#### INFORMATION PROVIDED:
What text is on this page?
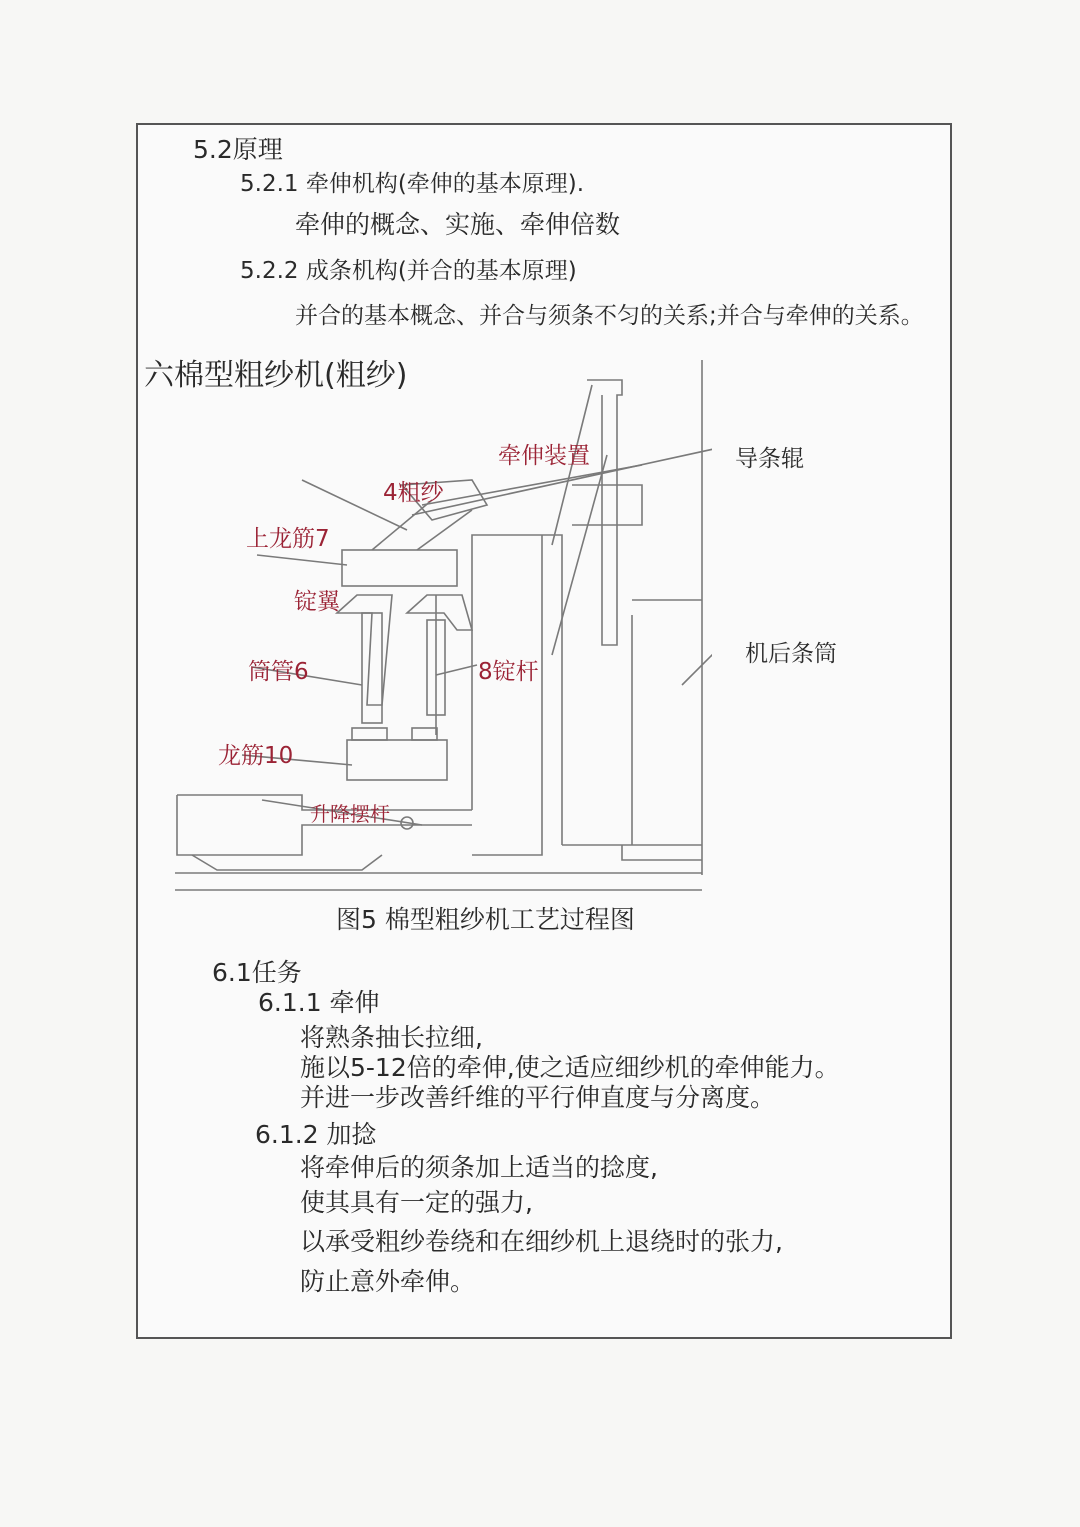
5.2原理
5.2.1 牵伸机构(牵伸的基本原理).
牵伸的概念、实施、牵伸倍数
5.2.2 成条机构(并合的基本原理)
并合的基本概念、并合与须条不匀的关系;并合与牵伸的关系。
六棉型粗纱机(粗纱)
牵伸装置	导条辊
4粗纱
上龙筋7
锭翼
筒管6	8锭杆
机后条筒
龙筋10
升降摆杆
图5 棉型粗纱机工艺过程图
6.1任务
6.1.1 牵伸
将熟条抽长拉细,
施以5-12倍的牵伸,使之适应细纱机的牵伸能力。
并进一步改善纤维的平行伸直度与分离度。
6.1.2 加捻
将牵伸后的须条加上适当的捻度,
使其具有一定的强力,
以承受粗纱卷绕和在细纱机上退绕时的张力,
防止意外牵伸。
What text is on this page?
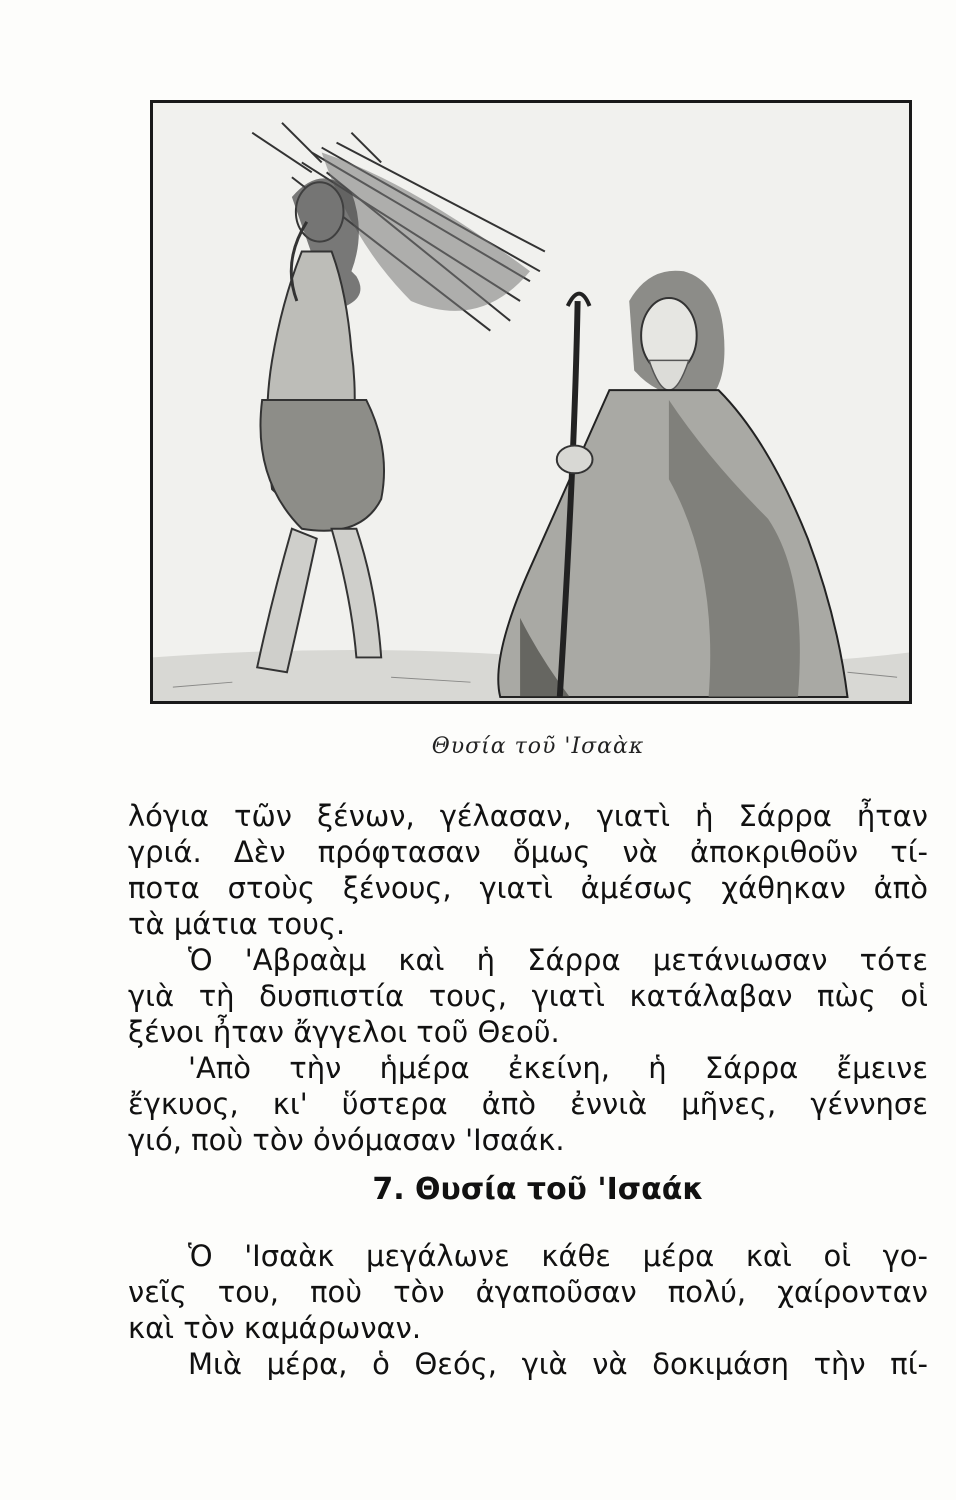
Θυσία τοῦ 'Ισαὰκ
λόγια τῶν ξένων, γέλασαν, γιατὶ ἡ Σάρρα ἦταν
γριά. Δὲν πρόφτασαν ὅμως νὰ ἀποκριθοῦν τί-
ποτα στοὺς ξένους, γιατὶ ἀμέσως χάθηκαν ἀπὸ
τὰ μάτια τους.
Ὁ 'Αβραὰμ καὶ ἡ Σάρρα μετάνιωσαν τότε
γιὰ τὴ δυσπιστία τους, γιατὶ κατάλαβαν πὼς οἱ
ξένοι ἦταν ἄγγελοι τοῦ Θεοῦ.
'Απὸ τὴν ἡμέρα ἐκείνη, ἡ Σάρρα ἔμεινε
ἔγκυος, κι' ὕστερα ἀπὸ ἐννιὰ μῆνες, γέννησε
γιό, ποὺ τὸν ὀνόμασαν 'Ισαάκ.
7. Θυσία τοῦ 'Ισαάκ
Ὁ 'Ισαὰκ μεγάλωνε κάθε μέρα καὶ οἱ γο-
νεῖς του, ποὺ τὸν ἀγαποῦσαν πολύ, χαίρονταν
καὶ τὸν καμάρωναν.
Μιὰ μέρα, ὁ Θεός, γιὰ νὰ δοκιμάση τὴν πί-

#### WORK TO DO:
Gather every line from the listing above in which the word "Ισαὰκ" appears.

#### ANSWER FOR THIS EXERCISE:
Θυσία τοῦ 'Ισαὰκ
Ὁ 'Ισαὰκ μεγάλωνε κάθε μέρα καὶ οἱ γο-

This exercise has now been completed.